- **Job**
Work out how many lines in the listing below include the word "heading". Give nothing but the number.

- **Records**
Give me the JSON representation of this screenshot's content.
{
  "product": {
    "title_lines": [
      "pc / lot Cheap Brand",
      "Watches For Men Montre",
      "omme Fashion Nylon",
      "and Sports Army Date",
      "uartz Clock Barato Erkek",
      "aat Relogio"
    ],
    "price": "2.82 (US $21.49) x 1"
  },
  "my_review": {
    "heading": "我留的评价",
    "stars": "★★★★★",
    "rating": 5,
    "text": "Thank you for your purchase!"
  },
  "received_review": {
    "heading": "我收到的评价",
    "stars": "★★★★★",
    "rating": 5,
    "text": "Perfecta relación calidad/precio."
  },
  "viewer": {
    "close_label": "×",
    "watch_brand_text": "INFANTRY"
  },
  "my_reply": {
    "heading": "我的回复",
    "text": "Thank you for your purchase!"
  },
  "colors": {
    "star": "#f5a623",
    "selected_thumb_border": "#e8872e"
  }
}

- **Result**
3